● Extracted records
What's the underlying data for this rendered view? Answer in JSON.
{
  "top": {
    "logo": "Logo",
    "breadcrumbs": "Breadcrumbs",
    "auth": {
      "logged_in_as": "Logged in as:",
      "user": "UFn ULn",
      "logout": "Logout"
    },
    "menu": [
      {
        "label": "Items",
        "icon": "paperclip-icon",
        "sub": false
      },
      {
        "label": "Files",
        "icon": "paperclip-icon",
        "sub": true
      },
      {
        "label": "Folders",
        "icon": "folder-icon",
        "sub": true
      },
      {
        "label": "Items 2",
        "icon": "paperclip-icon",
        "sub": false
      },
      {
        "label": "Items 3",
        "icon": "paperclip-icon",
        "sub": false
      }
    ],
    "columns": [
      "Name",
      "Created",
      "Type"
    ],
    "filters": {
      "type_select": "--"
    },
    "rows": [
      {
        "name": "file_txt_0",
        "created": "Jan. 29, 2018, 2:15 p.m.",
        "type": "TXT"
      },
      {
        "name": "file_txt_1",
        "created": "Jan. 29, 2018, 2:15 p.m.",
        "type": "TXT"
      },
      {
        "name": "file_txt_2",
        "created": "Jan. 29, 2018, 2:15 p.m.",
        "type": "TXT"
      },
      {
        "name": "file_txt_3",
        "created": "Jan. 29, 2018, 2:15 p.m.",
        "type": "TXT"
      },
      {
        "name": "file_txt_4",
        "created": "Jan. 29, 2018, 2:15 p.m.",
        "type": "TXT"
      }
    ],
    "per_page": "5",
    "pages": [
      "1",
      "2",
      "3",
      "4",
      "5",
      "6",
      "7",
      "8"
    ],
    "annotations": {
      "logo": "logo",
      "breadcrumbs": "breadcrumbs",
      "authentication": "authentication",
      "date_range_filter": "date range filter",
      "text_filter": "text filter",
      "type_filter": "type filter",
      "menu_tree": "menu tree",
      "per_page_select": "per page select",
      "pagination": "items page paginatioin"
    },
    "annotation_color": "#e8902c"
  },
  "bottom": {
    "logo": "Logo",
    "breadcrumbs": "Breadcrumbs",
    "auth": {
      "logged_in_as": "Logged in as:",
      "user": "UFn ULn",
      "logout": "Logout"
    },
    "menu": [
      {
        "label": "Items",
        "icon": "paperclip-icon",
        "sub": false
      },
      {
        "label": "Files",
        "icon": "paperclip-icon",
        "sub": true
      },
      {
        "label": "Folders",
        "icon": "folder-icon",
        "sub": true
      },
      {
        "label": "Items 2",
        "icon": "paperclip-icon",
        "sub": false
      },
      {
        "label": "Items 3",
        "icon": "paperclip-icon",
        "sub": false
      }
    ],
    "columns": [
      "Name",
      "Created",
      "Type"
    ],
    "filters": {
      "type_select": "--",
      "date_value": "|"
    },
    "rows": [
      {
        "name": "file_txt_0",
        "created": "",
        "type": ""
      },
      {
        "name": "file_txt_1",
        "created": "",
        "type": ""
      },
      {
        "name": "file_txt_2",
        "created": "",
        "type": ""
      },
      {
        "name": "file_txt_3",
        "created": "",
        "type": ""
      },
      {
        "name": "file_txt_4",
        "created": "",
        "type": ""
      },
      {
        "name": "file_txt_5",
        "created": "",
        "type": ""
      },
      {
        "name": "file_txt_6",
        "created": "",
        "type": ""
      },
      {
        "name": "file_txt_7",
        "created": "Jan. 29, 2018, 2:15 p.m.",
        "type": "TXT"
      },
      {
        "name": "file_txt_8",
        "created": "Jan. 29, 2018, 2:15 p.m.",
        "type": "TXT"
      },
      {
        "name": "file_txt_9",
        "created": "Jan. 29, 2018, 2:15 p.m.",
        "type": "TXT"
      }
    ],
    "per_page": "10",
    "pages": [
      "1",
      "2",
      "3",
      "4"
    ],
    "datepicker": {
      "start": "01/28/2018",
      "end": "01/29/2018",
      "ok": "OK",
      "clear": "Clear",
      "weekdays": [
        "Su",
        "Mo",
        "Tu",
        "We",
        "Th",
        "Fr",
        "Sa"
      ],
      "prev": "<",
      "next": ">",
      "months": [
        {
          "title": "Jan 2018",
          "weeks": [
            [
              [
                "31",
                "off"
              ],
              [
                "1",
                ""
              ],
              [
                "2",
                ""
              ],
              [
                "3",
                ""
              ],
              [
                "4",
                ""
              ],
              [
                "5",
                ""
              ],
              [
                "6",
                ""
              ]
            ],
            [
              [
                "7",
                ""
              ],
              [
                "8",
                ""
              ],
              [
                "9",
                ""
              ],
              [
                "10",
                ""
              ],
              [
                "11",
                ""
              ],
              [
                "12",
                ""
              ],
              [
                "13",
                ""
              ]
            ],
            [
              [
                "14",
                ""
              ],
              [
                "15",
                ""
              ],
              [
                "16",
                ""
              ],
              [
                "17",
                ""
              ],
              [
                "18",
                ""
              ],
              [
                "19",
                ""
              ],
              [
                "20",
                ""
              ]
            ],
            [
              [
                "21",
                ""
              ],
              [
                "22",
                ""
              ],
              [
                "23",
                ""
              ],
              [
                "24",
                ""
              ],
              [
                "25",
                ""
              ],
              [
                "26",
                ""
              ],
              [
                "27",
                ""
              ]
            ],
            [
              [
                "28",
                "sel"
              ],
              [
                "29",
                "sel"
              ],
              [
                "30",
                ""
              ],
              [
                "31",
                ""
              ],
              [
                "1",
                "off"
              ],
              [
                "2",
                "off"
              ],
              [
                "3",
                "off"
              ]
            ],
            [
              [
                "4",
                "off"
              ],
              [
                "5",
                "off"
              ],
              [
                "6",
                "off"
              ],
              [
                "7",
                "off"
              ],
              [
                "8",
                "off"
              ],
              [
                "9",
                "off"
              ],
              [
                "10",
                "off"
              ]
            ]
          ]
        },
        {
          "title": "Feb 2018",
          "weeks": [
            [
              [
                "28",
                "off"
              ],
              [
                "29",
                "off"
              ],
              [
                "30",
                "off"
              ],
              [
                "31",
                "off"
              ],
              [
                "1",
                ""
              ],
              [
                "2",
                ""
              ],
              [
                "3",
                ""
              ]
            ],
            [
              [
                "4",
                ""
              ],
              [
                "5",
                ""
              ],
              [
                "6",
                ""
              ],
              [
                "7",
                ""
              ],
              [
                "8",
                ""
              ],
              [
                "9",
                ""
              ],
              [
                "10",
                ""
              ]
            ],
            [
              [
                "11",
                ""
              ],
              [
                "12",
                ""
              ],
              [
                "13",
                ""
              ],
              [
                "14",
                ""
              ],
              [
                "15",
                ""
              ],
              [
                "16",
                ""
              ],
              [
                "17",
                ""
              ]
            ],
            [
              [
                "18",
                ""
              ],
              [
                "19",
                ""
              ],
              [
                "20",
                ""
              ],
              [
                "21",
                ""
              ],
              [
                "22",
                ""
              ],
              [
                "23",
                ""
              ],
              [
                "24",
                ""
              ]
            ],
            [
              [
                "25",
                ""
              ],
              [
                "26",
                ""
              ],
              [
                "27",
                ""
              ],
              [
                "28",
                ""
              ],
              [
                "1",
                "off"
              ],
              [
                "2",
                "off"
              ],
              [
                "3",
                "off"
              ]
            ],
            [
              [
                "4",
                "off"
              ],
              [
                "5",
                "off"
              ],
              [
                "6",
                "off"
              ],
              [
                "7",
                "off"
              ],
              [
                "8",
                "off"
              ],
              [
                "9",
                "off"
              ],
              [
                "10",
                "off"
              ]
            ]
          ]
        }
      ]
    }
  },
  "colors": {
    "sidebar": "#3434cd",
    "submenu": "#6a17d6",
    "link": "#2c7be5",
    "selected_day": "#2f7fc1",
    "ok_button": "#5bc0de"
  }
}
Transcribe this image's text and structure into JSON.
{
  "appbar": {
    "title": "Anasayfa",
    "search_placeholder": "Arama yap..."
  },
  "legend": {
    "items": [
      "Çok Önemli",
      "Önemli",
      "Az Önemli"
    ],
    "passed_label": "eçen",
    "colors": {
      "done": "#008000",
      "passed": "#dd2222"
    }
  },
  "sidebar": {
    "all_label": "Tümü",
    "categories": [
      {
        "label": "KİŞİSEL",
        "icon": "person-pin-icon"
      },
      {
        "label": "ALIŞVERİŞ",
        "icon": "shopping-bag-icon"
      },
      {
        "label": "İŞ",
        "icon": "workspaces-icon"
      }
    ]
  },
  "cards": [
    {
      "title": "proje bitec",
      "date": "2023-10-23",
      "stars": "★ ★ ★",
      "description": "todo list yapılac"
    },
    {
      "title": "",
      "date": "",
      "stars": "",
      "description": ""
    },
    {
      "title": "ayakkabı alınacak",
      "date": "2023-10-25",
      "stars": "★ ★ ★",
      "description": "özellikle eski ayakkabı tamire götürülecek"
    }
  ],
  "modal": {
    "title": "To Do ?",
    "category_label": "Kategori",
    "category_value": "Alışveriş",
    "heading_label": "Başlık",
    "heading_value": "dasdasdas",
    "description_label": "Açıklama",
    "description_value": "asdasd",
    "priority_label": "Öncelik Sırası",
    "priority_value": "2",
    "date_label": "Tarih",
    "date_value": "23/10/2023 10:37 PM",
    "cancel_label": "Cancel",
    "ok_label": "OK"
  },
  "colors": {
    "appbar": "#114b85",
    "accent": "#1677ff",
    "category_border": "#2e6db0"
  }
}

● Given exercise
Keep only those lines of the records that hold "ayakkabı", and return them.

● Response for this exercise
      "title": "ayakkabı alınacak",
      "description": "özellikle eski ayakkabı tamire götürülecek"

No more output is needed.